• LO QUE HARÁS:
(1) Por favor, transcribe de la entrevista el tramo que va desde "En el seminario, también" hasta "a la adoración.", sin cambiar nada.
(2) Según la entrevista, ¿de qué forma se les comunicó la vocación sacerdotal a las dos hijas?

• FRAGMENTO SELECCIONADO:
--- --- ---

En el seminario, también hay libros. ¿Cómo has llevado el estudio de la filosofía y de la teología? Cuando entro, ya tengo los estudios concluidos. Comencé a estudiar con un poco más de cincuenta años. En principio, con el impulso de mi esposa y el deseo de ser diácono permanente. Me di cuenta de que el estudio filosófico es importantísimo para asentar la teología, me resultó fascinante. Y después el misterio de Dios, siempre me llevó a la adoración.
Vienes de una familia, formaste una familia, tienes dos hijas. ¿Cómo han vivido tu vocación sacerdotal? En constante ascenso. Se lo comuniqué por carta. Una carta individual, porque cada una es distinta. Poco a poco, han ido comprendiendo que el que yo sea sacerdote es un bien para ellas y para la familia, porque somos Iglesia. Han pasado del respeto al entusiasmo.

--- --- ---

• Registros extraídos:
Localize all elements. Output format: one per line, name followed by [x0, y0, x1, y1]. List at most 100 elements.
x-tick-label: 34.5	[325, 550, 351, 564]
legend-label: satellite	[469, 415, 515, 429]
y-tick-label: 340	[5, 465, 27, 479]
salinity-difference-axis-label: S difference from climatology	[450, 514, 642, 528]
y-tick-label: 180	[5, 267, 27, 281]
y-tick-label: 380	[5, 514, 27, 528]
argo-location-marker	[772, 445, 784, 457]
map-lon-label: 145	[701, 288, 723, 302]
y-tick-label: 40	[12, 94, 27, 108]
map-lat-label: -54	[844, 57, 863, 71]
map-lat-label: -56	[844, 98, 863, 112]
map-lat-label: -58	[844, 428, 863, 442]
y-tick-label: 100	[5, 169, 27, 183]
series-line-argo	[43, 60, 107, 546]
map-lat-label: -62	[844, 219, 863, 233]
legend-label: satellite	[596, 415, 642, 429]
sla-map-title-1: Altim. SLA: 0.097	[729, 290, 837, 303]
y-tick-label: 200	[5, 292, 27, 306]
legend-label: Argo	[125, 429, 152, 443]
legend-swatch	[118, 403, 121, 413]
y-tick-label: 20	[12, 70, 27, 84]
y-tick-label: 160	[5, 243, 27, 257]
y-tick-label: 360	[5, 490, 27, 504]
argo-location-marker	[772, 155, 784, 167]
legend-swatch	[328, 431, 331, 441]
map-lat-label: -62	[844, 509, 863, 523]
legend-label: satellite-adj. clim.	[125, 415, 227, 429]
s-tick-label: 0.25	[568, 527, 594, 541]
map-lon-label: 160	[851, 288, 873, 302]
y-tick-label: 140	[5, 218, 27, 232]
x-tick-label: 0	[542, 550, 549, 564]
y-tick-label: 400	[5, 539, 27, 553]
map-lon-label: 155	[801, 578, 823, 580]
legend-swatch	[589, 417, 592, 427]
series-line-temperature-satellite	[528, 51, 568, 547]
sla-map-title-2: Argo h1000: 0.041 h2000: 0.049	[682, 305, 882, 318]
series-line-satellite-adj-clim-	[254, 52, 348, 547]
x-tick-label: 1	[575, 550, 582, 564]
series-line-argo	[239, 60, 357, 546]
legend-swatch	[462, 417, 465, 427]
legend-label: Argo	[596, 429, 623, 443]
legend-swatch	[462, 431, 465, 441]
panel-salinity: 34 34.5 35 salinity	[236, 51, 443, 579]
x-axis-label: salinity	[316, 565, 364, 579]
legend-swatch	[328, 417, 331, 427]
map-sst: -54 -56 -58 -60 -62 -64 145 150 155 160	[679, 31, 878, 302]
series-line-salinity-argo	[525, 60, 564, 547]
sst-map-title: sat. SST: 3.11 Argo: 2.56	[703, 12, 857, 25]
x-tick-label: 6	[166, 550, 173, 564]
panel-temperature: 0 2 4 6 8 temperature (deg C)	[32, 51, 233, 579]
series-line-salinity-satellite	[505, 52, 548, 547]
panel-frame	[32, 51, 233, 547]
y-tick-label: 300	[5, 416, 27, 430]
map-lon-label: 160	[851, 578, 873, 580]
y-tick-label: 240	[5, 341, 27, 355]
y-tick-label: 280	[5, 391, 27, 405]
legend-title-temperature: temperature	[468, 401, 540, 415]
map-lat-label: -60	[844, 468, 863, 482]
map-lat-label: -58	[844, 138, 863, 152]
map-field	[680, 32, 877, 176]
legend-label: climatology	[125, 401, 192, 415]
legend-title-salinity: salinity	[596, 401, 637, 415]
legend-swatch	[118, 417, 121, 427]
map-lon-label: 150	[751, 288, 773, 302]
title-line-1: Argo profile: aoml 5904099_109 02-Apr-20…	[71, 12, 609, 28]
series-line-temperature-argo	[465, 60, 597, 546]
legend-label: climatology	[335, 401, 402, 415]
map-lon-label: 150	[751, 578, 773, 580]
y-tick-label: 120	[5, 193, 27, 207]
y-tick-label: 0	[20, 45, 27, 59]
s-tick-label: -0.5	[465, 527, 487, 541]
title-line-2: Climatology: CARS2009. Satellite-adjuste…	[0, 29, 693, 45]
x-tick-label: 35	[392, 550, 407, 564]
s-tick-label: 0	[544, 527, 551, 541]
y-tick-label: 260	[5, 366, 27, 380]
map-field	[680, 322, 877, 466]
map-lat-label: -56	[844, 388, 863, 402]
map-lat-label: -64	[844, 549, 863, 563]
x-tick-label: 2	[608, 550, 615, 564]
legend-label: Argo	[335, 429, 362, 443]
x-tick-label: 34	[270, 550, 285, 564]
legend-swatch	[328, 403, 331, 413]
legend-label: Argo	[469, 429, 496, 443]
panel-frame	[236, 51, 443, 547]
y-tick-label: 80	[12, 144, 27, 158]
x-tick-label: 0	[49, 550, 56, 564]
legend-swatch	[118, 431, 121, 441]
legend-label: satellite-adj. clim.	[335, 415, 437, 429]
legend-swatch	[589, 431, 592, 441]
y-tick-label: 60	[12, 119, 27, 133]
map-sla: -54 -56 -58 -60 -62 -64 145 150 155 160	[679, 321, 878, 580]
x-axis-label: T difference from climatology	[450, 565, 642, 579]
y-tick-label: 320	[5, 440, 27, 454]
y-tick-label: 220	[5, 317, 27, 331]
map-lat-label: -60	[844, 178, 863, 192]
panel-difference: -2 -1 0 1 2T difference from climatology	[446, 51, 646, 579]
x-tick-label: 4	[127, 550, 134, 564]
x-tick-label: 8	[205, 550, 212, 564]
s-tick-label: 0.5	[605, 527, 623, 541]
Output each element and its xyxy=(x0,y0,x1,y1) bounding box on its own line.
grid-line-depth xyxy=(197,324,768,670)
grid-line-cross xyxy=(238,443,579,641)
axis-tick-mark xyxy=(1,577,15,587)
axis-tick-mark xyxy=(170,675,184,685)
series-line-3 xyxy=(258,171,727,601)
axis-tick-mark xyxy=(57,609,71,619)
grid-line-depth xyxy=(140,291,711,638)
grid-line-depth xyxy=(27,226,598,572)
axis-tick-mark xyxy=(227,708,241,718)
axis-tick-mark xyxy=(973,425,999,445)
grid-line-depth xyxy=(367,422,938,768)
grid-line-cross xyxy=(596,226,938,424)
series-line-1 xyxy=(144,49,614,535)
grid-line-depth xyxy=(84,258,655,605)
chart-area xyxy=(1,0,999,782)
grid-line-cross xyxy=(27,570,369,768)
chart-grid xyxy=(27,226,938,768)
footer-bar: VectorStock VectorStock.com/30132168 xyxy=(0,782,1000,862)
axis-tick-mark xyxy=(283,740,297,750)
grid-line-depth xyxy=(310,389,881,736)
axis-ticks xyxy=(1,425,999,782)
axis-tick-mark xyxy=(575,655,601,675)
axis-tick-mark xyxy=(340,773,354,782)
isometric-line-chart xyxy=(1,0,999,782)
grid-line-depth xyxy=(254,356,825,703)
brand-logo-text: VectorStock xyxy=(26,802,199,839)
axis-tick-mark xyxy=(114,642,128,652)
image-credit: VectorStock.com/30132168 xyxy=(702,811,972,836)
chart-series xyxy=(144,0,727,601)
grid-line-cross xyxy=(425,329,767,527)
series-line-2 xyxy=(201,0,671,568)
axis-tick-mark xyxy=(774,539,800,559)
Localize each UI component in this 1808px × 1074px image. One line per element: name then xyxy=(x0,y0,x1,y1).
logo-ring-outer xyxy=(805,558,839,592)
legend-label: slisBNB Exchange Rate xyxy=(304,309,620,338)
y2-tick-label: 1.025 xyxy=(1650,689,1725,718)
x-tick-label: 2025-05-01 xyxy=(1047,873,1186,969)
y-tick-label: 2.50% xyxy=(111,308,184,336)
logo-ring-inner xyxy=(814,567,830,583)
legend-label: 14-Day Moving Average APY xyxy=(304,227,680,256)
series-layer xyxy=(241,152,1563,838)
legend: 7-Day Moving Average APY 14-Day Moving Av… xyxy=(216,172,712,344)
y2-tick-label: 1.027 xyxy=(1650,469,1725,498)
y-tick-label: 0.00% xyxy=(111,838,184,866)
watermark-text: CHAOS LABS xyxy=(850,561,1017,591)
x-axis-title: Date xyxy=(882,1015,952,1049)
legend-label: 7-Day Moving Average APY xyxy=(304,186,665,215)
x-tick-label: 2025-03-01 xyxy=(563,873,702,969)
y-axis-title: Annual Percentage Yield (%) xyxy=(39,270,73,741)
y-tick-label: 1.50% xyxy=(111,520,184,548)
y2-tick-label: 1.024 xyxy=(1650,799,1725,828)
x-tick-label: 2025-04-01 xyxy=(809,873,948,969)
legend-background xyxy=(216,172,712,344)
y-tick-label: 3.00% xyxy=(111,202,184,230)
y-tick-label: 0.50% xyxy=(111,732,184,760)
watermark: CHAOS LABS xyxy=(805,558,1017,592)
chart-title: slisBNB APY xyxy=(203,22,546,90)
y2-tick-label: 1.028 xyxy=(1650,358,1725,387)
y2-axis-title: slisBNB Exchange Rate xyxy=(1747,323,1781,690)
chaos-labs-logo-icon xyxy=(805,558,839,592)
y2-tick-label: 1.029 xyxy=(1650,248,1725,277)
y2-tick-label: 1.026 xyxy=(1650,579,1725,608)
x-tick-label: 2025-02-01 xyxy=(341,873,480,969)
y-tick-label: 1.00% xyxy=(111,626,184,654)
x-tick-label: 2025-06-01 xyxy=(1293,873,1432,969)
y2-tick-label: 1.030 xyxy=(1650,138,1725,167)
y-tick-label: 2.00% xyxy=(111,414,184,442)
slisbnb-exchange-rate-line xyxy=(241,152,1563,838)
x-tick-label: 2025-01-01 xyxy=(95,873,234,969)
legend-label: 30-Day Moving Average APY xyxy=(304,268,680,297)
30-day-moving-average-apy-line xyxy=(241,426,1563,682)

--- --- ---

• RESULTADOS POR TAREA:
(1)
En el seminario, también hay libros. ¿Cómo has llevado el estudio de la filosofía y de la teología? Cuando entro, ya tengo los estudios concluidos. Comencé a estudiar con un poco más de cincuenta años. En principio, con el impulso de mi esposa y el deseo de ser diácono permanente. Me di cuenta de que el estudio filosófico es importantísimo para asentar la teología, me resultó fascinante. Y después el misterio de Dios, siempre me llevó a la adoración.

(2) Por carta, con una carta individual para cada una.